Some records
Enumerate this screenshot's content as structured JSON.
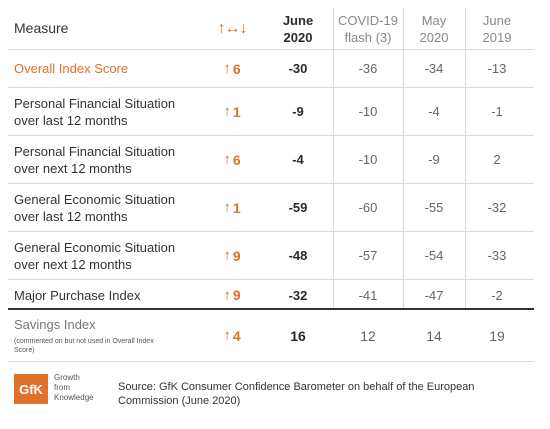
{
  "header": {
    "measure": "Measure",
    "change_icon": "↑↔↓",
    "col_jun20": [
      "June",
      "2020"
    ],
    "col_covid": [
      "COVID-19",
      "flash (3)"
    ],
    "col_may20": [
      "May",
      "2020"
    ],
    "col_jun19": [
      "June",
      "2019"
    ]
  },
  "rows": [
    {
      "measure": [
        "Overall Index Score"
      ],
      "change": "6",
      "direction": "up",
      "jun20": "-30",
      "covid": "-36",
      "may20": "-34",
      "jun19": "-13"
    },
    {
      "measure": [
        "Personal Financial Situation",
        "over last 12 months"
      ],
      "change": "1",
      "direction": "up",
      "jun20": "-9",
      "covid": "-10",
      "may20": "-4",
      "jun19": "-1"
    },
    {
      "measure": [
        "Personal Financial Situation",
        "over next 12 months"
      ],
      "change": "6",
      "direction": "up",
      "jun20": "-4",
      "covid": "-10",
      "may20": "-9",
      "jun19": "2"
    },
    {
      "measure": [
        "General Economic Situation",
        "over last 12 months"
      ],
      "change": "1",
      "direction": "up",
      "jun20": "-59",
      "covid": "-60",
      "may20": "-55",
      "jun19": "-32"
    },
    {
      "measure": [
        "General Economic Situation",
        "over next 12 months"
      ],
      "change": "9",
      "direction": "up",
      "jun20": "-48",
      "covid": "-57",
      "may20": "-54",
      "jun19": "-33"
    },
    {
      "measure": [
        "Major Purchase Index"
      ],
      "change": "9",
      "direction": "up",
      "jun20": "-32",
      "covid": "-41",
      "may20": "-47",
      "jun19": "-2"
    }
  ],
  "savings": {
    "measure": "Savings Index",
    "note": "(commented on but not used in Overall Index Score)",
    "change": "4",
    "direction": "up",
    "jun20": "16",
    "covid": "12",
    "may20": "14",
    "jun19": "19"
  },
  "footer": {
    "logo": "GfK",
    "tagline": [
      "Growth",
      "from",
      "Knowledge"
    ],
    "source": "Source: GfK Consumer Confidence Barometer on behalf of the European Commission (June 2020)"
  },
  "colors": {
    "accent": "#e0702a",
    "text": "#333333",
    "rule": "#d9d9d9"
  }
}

# Your goal
Reproduce every entry word for word, but omit the pictures.

# Exercise solution
Enumerate this screenshot's content as structured JSON.
{
  "header": {
    "measure": "Measure",
    "change_icon": "↑↔↓",
    "col_jun20": [
      "June",
      "2020"
    ],
    "col_covid": [
      "COVID-19",
      "flash (3)"
    ],
    "col_may20": [
      "May",
      "2020"
    ],
    "col_jun19": [
      "June",
      "2019"
    ]
  },
  "rows": [
    {
      "measure": [
        "Overall Index Score"
      ],
      "change": "6",
      "direction": "up",
      "jun20": "-30",
      "covid": "-36",
      "may20": "-34",
      "jun19": "-13"
    },
    {
      "measure": [
        "Personal Financial Situation",
        "over last 12 months"
      ],
      "change": "1",
      "direction": "up",
      "jun20": "-9",
      "covid": "-10",
      "may20": "-4",
      "jun19": "-1"
    },
    {
      "measure": [
        "Personal Financial Situation",
        "over next 12 months"
      ],
      "change": "6",
      "direction": "up",
      "jun20": "-4",
      "covid": "-10",
      "may20": "-9",
      "jun19": "2"
    },
    {
      "measure": [
        "General Economic Situation",
        "over last 12 months"
      ],
      "change": "1",
      "direction": "up",
      "jun20": "-59",
      "covid": "-60",
      "may20": "-55",
      "jun19": "-32"
    },
    {
      "measure": [
        "General Economic Situation",
        "over next 12 months"
      ],
      "change": "9",
      "direction": "up",
      "jun20": "-48",
      "covid": "-57",
      "may20": "-54",
      "jun19": "-33"
    },
    {
      "measure": [
        "Major Purchase Index"
      ],
      "change": "9",
      "direction": "up",
      "jun20": "-32",
      "covid": "-41",
      "may20": "-47",
      "jun19": "-2"
    }
  ],
  "savings": {
    "measure": "Savings Index",
    "note": "(commented on but not used in Overall Index Score)",
    "change": "4",
    "direction": "up",
    "jun20": "16",
    "covid": "12",
    "may20": "14",
    "jun19": "19"
  },
  "footer": {
    "logo": "GfK",
    "tagline": [
      "Growth",
      "from",
      "Knowledge"
    ],
    "source": "Source: GfK Consumer Confidence Barometer on behalf of the European Commission (June 2020)"
  },
  "colors": {
    "accent": "#e0702a",
    "text": "#333333",
    "rule": "#d9d9d9"
  }
}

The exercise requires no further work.